*** Exercise material ***

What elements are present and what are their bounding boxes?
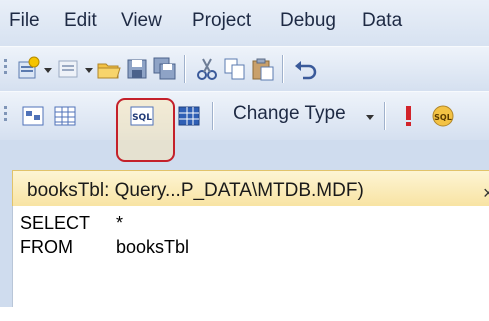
execute-sql-icon[interactable] (396, 103, 422, 129)
dropdown-arrow-icon[interactable] (85, 68, 93, 73)
svg-text:SQL: SQL (132, 113, 152, 123)
save-icon[interactable] (124, 56, 150, 82)
sql-pane[interactable]: SELECT * FROM booksTbl (12, 206, 489, 307)
add-item-icon[interactable] (56, 56, 82, 82)
toolbar-separator (184, 55, 186, 83)
query-designer-toolbar: SQL Change Type SQL (0, 91, 489, 162)
show-results-pane-icon[interactable] (176, 103, 202, 129)
toolbar-separator (282, 55, 284, 83)
save-all-icon[interactable] (152, 56, 178, 82)
show-sql-pane-icon[interactable]: SQL (129, 103, 155, 129)
menu-bar: File Edit View Project Debug Data (0, 0, 489, 46)
change-type-button[interactable]: Change Type (233, 103, 346, 125)
open-folder-icon[interactable] (96, 56, 122, 82)
show-diagram-pane-icon[interactable] (20, 103, 46, 129)
menu-debug[interactable]: Debug (280, 10, 336, 32)
dropdown-arrow-icon[interactable] (44, 68, 52, 73)
tab-title: booksTbl: Query...P_DATA\MTDB.MDF) (27, 180, 364, 201)
tab-query-designer[interactable]: booksTbl: Query...P_DATA\MTDB.MDF) × (12, 170, 489, 207)
add-new-item-icon[interactable] (16, 56, 42, 82)
undo-icon[interactable] (292, 56, 318, 82)
sql-argument: booksTbl (116, 237, 190, 257)
svg-text:SQL: SQL (434, 113, 452, 122)
menu-project[interactable]: Project (192, 10, 251, 32)
verify-sql-icon[interactable]: SQL (430, 103, 456, 129)
menu-view[interactable]: View (121, 10, 162, 32)
sql-line-from: FROM booksTbl (20, 237, 189, 321)
menu-data[interactable]: Data (362, 10, 402, 32)
ide-window: File Edit View Project Debug Data SQL Ch… (0, 0, 489, 307)
menu-file[interactable]: File (9, 10, 40, 32)
menu-edit[interactable]: Edit (64, 10, 97, 32)
toolbar-grip[interactable] (4, 106, 8, 124)
paste-icon[interactable] (250, 56, 276, 82)
toolbar-grip[interactable] (4, 59, 8, 77)
cut-icon[interactable] (194, 56, 220, 82)
document-tab-strip: booksTbl: Query...P_DATA\MTDB.MDF) × (0, 166, 489, 207)
toolbar-separator (212, 102, 214, 130)
sql-keyword: SELECT (20, 213, 91, 233)
standard-toolbar (0, 46, 489, 91)
chevron-down-icon[interactable] (366, 115, 374, 120)
sql-argument: * (116, 213, 124, 233)
toolbar-separator (384, 102, 386, 130)
show-criteria-pane-icon[interactable] (52, 103, 78, 129)
close-icon[interactable]: × (483, 183, 489, 204)
copy-icon[interactable] (222, 56, 248, 82)
sql-keyword: FROM (20, 237, 73, 257)
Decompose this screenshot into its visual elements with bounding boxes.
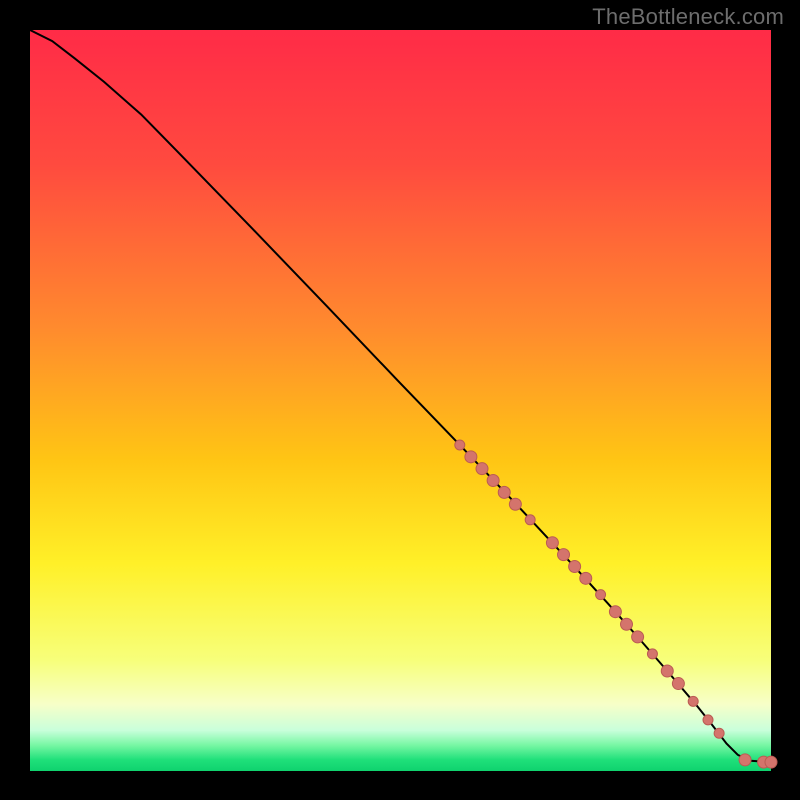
- bottleneck-chart: [0, 0, 800, 800]
- data-marker: [688, 696, 698, 706]
- data-marker: [596, 590, 606, 600]
- data-marker: [647, 649, 657, 659]
- data-marker: [661, 665, 673, 677]
- data-marker: [714, 728, 724, 738]
- data-marker: [609, 606, 621, 618]
- data-marker: [621, 618, 633, 630]
- data-marker: [498, 486, 510, 498]
- data-marker: [632, 631, 644, 643]
- data-marker: [546, 537, 558, 549]
- data-marker: [580, 572, 592, 584]
- data-marker: [569, 560, 581, 572]
- data-marker: [487, 475, 499, 487]
- chart-frame: TheBottleneck.com: [0, 0, 800, 800]
- attribution-text: TheBottleneck.com: [592, 4, 784, 30]
- data-marker: [765, 756, 777, 768]
- data-marker: [476, 463, 488, 475]
- plot-background: [30, 30, 771, 771]
- data-marker: [509, 498, 521, 510]
- data-marker: [672, 678, 684, 690]
- data-marker: [739, 754, 751, 766]
- data-marker: [465, 451, 477, 463]
- data-marker: [558, 549, 570, 561]
- data-marker: [703, 715, 713, 725]
- data-marker: [455, 440, 465, 450]
- data-marker: [525, 515, 535, 525]
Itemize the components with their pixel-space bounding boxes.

***

:: The task ::
Lay out every line of the rows above as a numbered list, skipping blank lines. Leave the pictures out of your answer.

:: Full output ::
1. What elements are present and what are their bounding boxes?
2. execute-sql-icon[interactable] (396, 103, 422, 129)
3. dropdown-arrow-icon[interactable] (85, 68, 93, 73)
4. svg-text:SQL: SQL (132, 113, 152, 123)
5. save-icon[interactable] (124, 56, 150, 82)
6. sql-pane[interactable]: SELECT * FROM booksTbl (12, 206, 489, 307)
7. add-item-icon[interactable] (56, 56, 82, 82)
8. toolbar-separator (184, 55, 186, 83)
9. query-designer-toolbar: SQL Change Type SQL (0, 91, 489, 162)
10. show-results-pane-icon[interactable] (176, 103, 202, 129)
11. toolbar-separator (282, 55, 284, 83)
12. save-all-icon[interactable] (152, 56, 178, 82)
13. show-sql-pane-icon[interactable]: SQL (129, 103, 155, 129)
14. menu-bar: File Edit View Project Debug Data (0, 0, 489, 46)
15. change-type-button[interactable]: Change Type (233, 103, 346, 125)
16. open-folder-icon[interactable] (96, 56, 122, 82)
17. show-diagram-pane-icon[interactable] (20, 103, 46, 129)
18. menu-debug[interactable]: Debug (280, 10, 336, 32)
19. dropdown-arrow-icon[interactable] (44, 68, 52, 73)
20. tab-title: booksTbl: Query...P_DATA\MTDB.MDF) (27, 180, 364, 201)
21. tab-query-designer[interactable]: booksTbl: Query...P_DATA\MTDB.MDF) × (12, 170, 489, 207)
22. add-new-item-icon[interactable] (16, 56, 42, 82)
23. undo-icon[interactable] (292, 56, 318, 82)
24. sql-argument: booksTbl (116, 237, 190, 257)
25. svg-text:SQL: SQL (434, 113, 452, 122)
26. menu-project[interactable]: Project (192, 10, 251, 32)
27. verify-sql-icon[interactable]: SQL (430, 103, 456, 129)
28. menu-view[interactable]: View (121, 10, 162, 32)
29. sql-line-from: FROM booksTbl (20, 237, 189, 321)
30. menu-data[interactable]: Data (362, 10, 402, 32)
31. ide-window: File Edit View Project Debug Data SQL Ch… (0, 0, 489, 307)
32. menu-file[interactable]: File (9, 10, 40, 32)
33. menu-edit[interactable]: Edit (64, 10, 97, 32)
34. toolbar-grip[interactable] (4, 106, 8, 124)
35. paste-icon[interactable] (250, 56, 276, 82)
36. toolbar-grip[interactable] (4, 59, 8, 77)
37. cut-icon[interactable] (194, 56, 220, 82)
38. document-tab-strip: booksTbl: Query...P_DATA\MTDB.MDF) × (0, 166, 489, 207)
39. toolbar-separator (212, 102, 214, 130)
40. sql-keyword: SELECT (20, 213, 91, 233)
41. standard-toolbar (0, 46, 489, 91)
42. chevron-down-icon[interactable] (366, 115, 374, 120)
43. sql-argument: * (116, 213, 124, 233)
44. toolbar-separator (384, 102, 386, 130)
45. show-criteria-pane-icon[interactable] (52, 103, 78, 129)
46. close-icon[interactable]: × (483, 183, 489, 204)
47. copy-icon[interactable] (222, 56, 248, 82)
48. sql-keyword: FROM (20, 237, 73, 257)
49. Decompose this screenshot into its visual elements with bounding boxes.
50. - bottleneck-chart: [0, 0, 800, 800]
51. - data-marker: [688, 696, 698, 706]
52. - data-marker: [596, 590, 606, 600]
53. - data-marker: [647, 649, 657, 659]
54. - data-marker: [661, 665, 673, 677]
55. - data-marker: [714, 728, 724, 738]
56. - data-marker: [609, 606, 621, 618]
57. - data-marker: [621, 618, 633, 630]
58. - data-marker: [498, 486, 510, 498]
59. - data-marker: [632, 631, 644, 643]
60. - data-marker: [546, 537, 558, 549]
61. - data-marker: [580, 572, 592, 584]
62. - data-marker: [569, 560, 581, 572]
63. - data-marker: [487, 475, 499, 487]
64. - chart-frame: TheBottleneck.com: [0, 0, 800, 800]
65. - attribution-text: TheBottleneck.com: [592, 4, 784, 30]
66. - data-marker: [765, 756, 777, 768]
67. - data-marker: [476, 463, 488, 475]
68. - plot-background: [30, 30, 771, 771]
69. - data-marker: [509, 498, 521, 510]
70. - data-marker: [672, 678, 684, 690]
71. - data-marker: [739, 754, 751, 766]
72. - data-marker: [465, 451, 477, 463]
73. - data-marker: [558, 549, 570, 561]
74. - data-marker: [703, 715, 713, 725]
75. - data-marker: [455, 440, 465, 450]
76. - data-marker: [525, 515, 535, 525]
77. Itemize the components with their pixel-space bounding boxes.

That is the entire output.